▶ [Set exercise]: Quote the following records word for word, from the first line to the last.

▶ [Data lines]:
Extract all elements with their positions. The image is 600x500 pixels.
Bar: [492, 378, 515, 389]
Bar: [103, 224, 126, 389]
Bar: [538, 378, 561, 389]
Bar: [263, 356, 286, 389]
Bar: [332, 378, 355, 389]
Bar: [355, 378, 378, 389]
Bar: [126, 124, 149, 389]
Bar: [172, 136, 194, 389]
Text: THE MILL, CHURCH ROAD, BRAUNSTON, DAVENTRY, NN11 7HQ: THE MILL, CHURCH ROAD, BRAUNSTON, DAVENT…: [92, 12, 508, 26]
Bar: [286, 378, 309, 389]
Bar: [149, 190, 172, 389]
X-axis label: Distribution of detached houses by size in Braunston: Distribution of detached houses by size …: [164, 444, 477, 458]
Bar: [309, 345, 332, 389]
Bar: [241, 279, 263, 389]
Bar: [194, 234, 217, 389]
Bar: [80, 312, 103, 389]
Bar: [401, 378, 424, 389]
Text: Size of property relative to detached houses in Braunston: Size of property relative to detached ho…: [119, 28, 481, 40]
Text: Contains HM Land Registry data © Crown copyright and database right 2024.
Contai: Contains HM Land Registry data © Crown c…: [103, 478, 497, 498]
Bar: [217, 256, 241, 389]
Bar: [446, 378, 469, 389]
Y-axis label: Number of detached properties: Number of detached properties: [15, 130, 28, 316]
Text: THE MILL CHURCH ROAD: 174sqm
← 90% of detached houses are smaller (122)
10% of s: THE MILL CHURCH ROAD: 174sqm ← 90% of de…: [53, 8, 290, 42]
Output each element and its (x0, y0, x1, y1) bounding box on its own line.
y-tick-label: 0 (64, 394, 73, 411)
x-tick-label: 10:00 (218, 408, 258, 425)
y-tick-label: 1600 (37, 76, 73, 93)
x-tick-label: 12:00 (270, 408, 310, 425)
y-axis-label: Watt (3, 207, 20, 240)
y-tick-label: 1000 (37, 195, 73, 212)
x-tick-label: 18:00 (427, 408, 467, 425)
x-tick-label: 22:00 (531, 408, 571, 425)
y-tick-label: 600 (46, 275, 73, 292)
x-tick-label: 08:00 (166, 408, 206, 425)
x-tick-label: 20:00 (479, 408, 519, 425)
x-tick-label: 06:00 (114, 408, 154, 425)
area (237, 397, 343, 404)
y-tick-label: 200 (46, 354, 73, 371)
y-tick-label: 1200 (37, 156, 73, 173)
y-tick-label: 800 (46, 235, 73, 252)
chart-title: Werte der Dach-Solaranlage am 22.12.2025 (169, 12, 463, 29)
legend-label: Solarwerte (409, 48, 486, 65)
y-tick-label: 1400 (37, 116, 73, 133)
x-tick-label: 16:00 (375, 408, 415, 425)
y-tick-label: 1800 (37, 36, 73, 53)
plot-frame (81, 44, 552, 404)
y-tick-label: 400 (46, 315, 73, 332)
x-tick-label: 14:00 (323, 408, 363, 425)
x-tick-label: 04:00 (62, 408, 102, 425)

▶ [Written reply]:
Extract all elements with their positions. The image is 600x500 pixels.
Bar: [492, 378, 515, 389]
Bar: [103, 224, 126, 389]
Bar: [538, 378, 561, 389]
Bar: [263, 356, 286, 389]
Bar: [332, 378, 355, 389]
Bar: [355, 378, 378, 389]
Bar: [126, 124, 149, 389]
Bar: [172, 136, 194, 389]
Text: THE MILL, CHURCH ROAD, BRAUNSTON, DAVENTRY, NN11 7HQ: THE MILL, CHURCH ROAD, BRAUNSTON, DAVENT…: [92, 12, 508, 26]
Bar: [286, 378, 309, 389]
Bar: [149, 190, 172, 389]
X-axis label: Distribution of detached houses by size in Braunston: Distribution of detached houses by size …: [164, 444, 477, 458]
Bar: [309, 345, 332, 389]
Bar: [241, 279, 263, 389]
Bar: [194, 234, 217, 389]
Bar: [80, 312, 103, 389]
Bar: [401, 378, 424, 389]
Text: Size of property relative to detached houses in Braunston: Size of property relative to detached ho…: [119, 28, 481, 40]
Text: Contains HM Land Registry data © Crown copyright and database right 2024.
Contai: Contains HM Land Registry data © Crown c…: [103, 478, 497, 498]
Bar: [217, 256, 241, 389]
Bar: [446, 378, 469, 389]
Y-axis label: Number of detached properties: Number of detached properties: [15, 130, 28, 316]
Text: THE MILL CHURCH ROAD: 174sqm
← 90% of detached houses are smaller (122)
10% of s: THE MILL CHURCH ROAD: 174sqm ← 90% of de…: [53, 8, 290, 42]
Output each element and its (x0, y0, x1, y1) bounding box on its own line.
y-tick-label: 0 (64, 394, 73, 411)
x-tick-label: 10:00 (218, 408, 258, 425)
y-tick-label: 1600 (37, 76, 73, 93)
x-tick-label: 12:00 (270, 408, 310, 425)
y-axis-label: Watt (3, 207, 20, 240)
y-tick-label: 1000 (37, 195, 73, 212)
x-tick-label: 18:00 (427, 408, 467, 425)
x-tick-label: 22:00 (531, 408, 571, 425)
y-tick-label: 600 (46, 275, 73, 292)
x-tick-label: 08:00 (166, 408, 206, 425)
x-tick-label: 20:00 (479, 408, 519, 425)
x-tick-label: 06:00 (114, 408, 154, 425)
area (237, 397, 343, 404)
y-tick-label: 200 (46, 354, 73, 371)
y-tick-label: 1200 (37, 156, 73, 173)
y-tick-label: 800 (46, 235, 73, 252)
chart-title: Werte der Dach-Solaranlage am 22.12.2025 (169, 12, 463, 29)
legend-label: Solarwerte (409, 48, 486, 65)
y-tick-label: 1400 (37, 116, 73, 133)
x-tick-label: 16:00 (375, 408, 415, 425)
y-tick-label: 1800 (37, 36, 73, 53)
plot-frame (81, 44, 552, 404)
y-tick-label: 400 (46, 315, 73, 332)
x-tick-label: 14:00 (323, 408, 363, 425)
x-tick-label: 04:00 (62, 408, 102, 425)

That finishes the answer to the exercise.